[Start]

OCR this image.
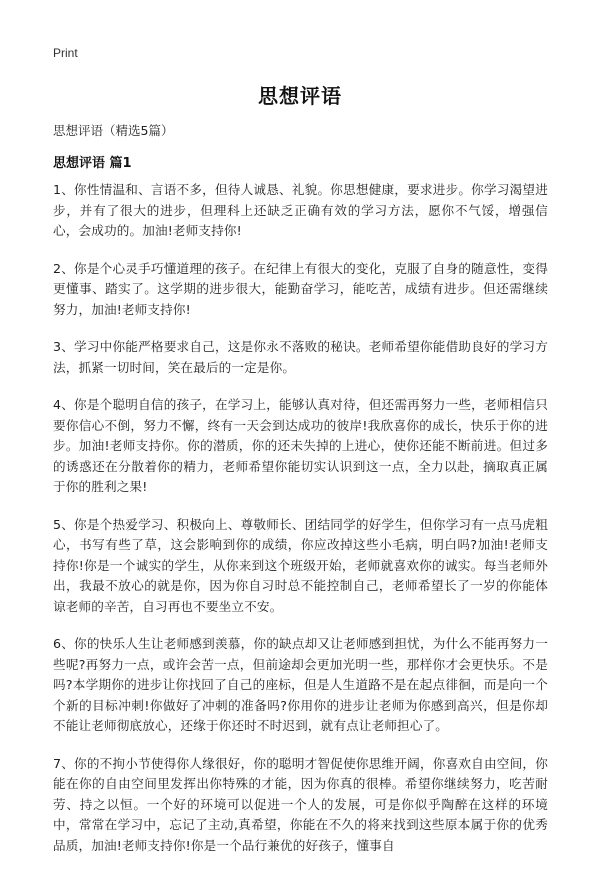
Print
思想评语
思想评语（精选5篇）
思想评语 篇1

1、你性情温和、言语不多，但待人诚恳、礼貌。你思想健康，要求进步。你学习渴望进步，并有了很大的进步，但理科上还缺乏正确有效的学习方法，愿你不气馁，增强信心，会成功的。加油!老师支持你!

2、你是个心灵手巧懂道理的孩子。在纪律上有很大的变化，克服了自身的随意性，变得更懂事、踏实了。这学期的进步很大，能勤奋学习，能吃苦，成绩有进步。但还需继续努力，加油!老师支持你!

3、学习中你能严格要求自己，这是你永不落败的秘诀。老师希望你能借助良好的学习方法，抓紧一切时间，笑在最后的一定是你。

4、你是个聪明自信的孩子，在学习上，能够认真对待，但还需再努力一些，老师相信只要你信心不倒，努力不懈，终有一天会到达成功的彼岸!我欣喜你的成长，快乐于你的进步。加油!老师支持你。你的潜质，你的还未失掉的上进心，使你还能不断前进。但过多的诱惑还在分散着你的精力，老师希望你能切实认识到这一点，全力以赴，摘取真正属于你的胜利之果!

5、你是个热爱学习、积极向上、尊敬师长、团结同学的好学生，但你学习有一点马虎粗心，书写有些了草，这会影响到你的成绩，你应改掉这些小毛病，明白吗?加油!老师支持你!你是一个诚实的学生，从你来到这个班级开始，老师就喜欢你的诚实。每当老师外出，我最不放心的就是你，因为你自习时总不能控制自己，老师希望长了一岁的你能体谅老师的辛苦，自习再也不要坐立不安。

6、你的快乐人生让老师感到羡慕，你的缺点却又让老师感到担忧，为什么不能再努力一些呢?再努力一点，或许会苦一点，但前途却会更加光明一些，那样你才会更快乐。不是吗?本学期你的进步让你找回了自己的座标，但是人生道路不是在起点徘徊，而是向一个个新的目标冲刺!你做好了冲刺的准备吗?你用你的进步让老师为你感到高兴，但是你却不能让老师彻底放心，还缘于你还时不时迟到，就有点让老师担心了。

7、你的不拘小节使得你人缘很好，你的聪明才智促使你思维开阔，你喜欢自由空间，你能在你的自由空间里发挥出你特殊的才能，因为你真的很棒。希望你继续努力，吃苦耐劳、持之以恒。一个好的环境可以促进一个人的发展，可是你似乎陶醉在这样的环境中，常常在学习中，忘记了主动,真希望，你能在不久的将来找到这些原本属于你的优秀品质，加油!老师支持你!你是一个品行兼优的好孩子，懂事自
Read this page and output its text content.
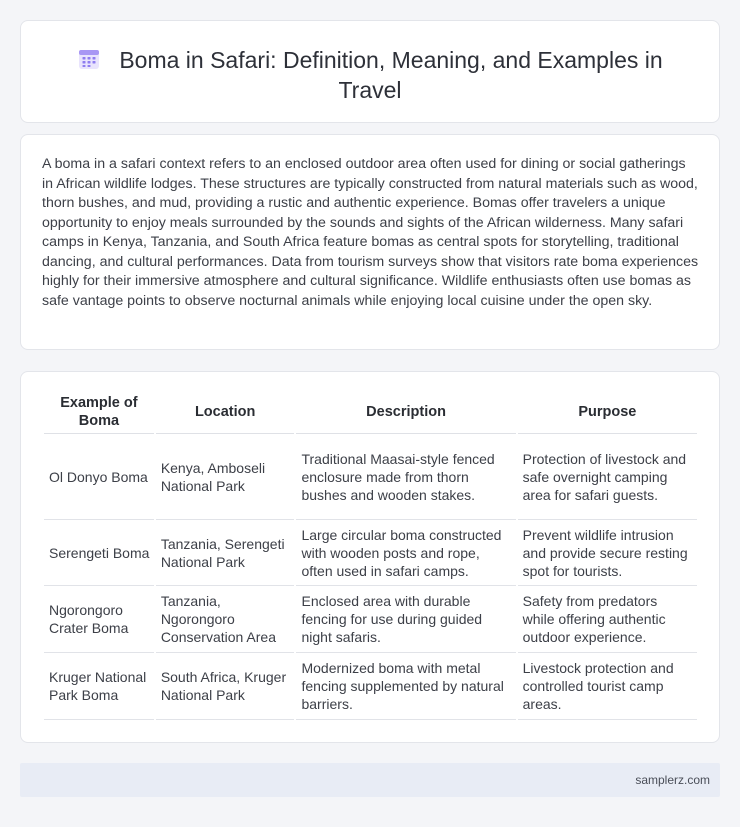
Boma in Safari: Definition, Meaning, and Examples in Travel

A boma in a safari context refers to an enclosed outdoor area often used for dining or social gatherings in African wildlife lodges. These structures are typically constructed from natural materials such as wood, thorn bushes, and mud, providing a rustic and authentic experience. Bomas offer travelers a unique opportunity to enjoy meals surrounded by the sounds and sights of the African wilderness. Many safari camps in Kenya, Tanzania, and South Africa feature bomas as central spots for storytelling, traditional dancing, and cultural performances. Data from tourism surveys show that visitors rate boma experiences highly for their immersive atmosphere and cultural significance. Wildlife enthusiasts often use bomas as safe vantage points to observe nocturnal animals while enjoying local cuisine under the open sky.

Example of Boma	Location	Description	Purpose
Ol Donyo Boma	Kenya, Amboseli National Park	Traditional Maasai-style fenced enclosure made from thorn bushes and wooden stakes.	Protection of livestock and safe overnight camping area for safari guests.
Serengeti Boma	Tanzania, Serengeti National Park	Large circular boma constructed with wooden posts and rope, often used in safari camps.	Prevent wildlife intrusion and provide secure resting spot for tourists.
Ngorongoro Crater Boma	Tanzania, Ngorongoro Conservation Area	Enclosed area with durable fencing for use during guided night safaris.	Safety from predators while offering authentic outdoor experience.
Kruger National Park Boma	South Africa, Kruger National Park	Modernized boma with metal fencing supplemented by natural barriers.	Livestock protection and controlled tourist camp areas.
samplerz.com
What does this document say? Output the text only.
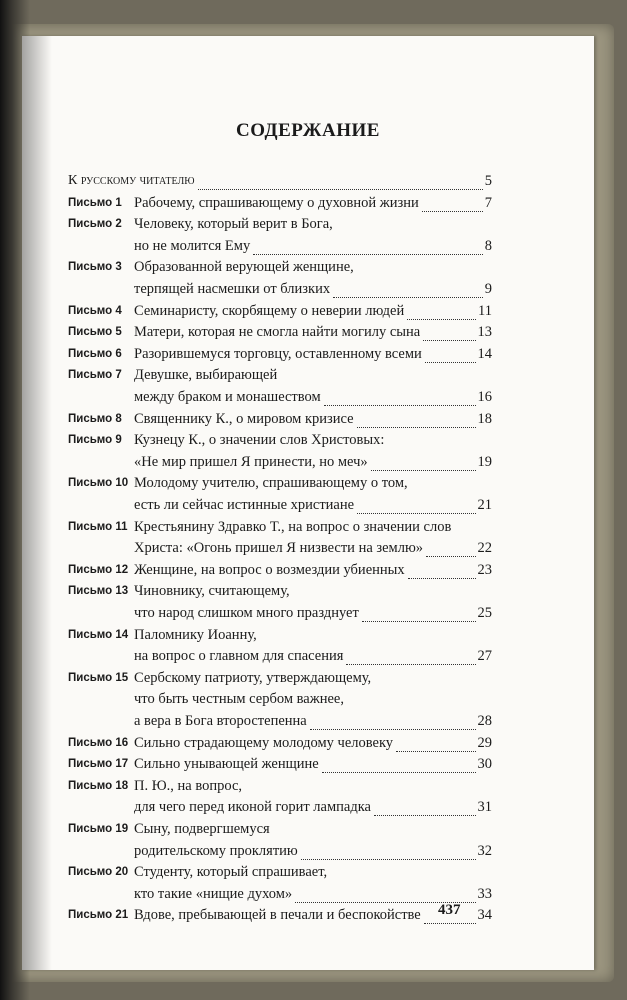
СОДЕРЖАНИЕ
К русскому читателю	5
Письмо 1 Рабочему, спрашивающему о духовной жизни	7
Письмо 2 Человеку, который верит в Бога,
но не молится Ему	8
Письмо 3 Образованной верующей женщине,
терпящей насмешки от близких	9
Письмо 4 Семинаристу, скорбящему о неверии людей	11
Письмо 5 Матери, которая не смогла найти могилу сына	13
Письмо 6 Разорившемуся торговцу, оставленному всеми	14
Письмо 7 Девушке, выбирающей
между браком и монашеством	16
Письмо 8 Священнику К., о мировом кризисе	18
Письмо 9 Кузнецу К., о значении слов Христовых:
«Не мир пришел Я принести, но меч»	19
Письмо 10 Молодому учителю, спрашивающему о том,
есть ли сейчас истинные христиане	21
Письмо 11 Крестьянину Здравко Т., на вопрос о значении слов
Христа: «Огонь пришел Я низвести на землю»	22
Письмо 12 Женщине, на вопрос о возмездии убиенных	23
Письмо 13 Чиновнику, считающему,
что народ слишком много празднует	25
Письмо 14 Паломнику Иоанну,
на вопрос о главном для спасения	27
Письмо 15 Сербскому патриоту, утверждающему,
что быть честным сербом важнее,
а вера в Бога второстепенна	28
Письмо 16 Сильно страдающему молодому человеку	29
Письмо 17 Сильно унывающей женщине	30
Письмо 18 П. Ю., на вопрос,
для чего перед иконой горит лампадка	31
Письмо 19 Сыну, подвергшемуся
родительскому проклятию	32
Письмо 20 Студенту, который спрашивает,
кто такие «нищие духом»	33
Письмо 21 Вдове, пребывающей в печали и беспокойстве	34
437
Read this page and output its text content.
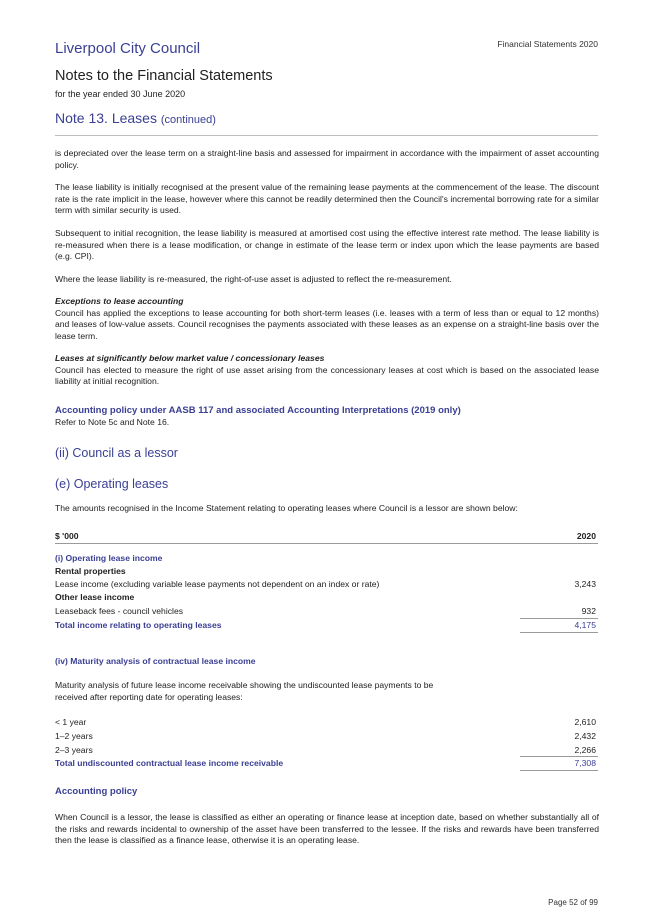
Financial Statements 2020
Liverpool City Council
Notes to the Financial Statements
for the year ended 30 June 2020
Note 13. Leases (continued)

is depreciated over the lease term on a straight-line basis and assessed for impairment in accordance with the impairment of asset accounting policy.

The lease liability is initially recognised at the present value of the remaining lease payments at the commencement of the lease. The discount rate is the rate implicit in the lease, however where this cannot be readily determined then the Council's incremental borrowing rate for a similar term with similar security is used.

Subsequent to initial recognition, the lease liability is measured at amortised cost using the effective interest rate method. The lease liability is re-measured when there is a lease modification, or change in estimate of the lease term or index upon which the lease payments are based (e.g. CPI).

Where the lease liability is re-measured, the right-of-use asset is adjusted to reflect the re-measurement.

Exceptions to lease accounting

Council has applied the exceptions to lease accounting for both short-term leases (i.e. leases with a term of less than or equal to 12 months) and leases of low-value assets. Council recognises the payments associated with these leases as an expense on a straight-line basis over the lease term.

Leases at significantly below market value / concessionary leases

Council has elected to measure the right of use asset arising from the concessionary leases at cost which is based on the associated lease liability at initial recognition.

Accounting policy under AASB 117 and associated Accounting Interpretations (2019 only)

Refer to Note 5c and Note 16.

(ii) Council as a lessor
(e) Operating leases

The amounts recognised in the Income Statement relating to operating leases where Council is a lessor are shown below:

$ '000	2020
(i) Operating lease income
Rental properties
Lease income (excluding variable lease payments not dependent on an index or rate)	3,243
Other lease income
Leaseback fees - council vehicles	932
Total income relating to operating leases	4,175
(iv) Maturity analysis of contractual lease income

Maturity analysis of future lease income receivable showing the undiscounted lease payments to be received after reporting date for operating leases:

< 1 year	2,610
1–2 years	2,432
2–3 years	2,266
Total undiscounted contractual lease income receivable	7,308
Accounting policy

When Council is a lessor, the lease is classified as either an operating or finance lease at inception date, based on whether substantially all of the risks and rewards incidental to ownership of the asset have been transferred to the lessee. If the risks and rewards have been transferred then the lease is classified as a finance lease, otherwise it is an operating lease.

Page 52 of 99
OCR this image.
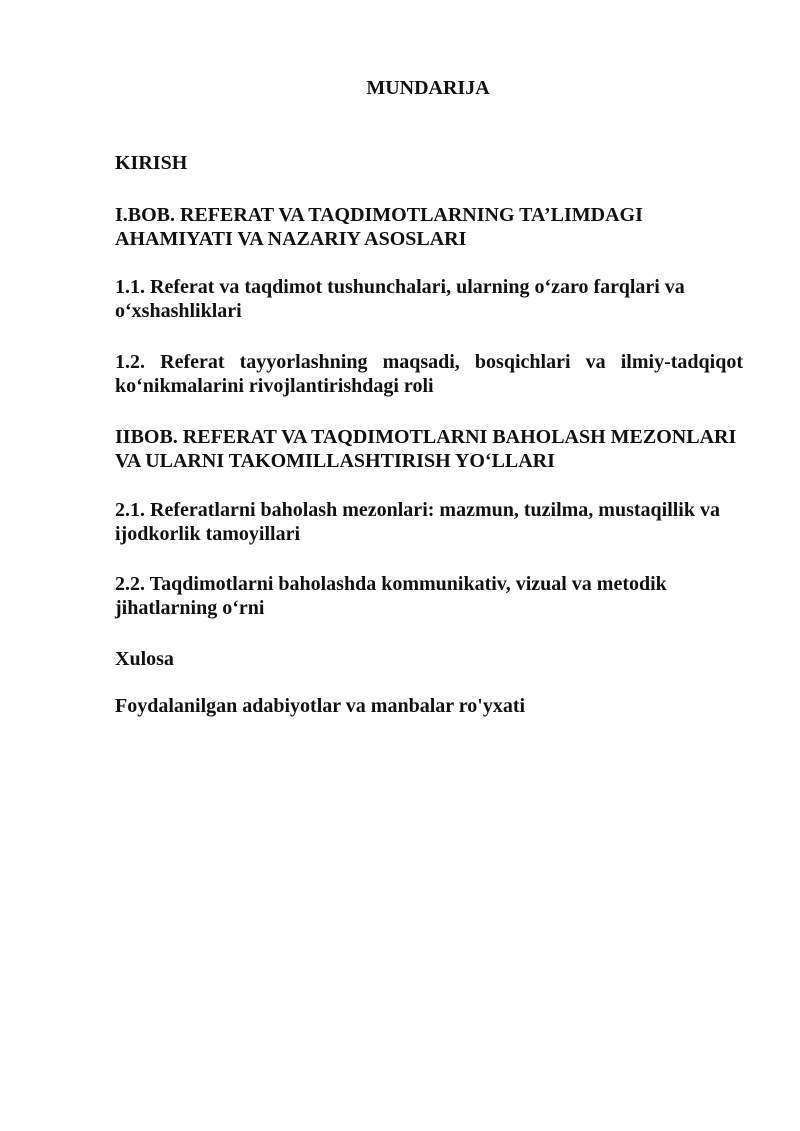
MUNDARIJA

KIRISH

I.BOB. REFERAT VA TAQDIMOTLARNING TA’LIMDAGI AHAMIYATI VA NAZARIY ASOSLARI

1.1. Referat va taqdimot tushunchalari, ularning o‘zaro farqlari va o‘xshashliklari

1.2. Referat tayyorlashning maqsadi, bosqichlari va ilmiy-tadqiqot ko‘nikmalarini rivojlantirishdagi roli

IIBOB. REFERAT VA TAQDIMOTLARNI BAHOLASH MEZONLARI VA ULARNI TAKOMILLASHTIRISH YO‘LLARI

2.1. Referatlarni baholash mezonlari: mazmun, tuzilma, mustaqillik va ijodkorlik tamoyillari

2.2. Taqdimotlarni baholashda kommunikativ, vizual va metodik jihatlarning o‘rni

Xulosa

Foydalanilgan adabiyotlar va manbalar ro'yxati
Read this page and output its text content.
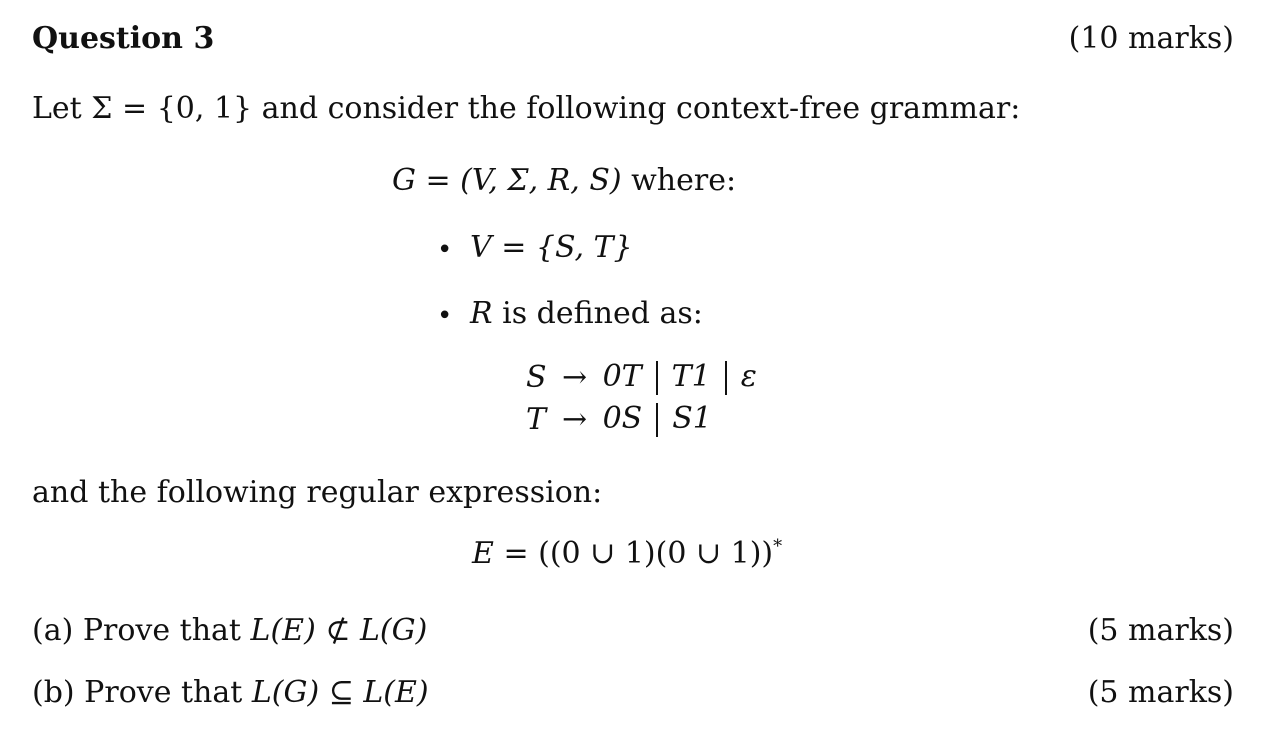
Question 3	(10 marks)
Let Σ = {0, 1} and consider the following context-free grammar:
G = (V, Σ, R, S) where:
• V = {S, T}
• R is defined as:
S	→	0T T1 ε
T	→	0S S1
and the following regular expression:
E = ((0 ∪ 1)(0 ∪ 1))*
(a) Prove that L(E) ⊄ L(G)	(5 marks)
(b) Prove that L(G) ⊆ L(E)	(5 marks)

[End]

(AIM OF THE EXERCISE)
In the listing, find all lines with the string "date" and copy them.

(OUTPUT FOR THIS EXERCISE)
Maturity analysis of future lease income receivable showing the undiscounted lease payments to be received after reporting date for operating leases:
When Council is a lessor, the lease is classified as either an operating or finance lease at inception date, based on whether substantially all of the risks and rewards incidental to ownership of the asset have been transferred to the lessee. If the risks and rewards have been transferred then the lease is classified as a finance lease, otherwise it is an operating lease.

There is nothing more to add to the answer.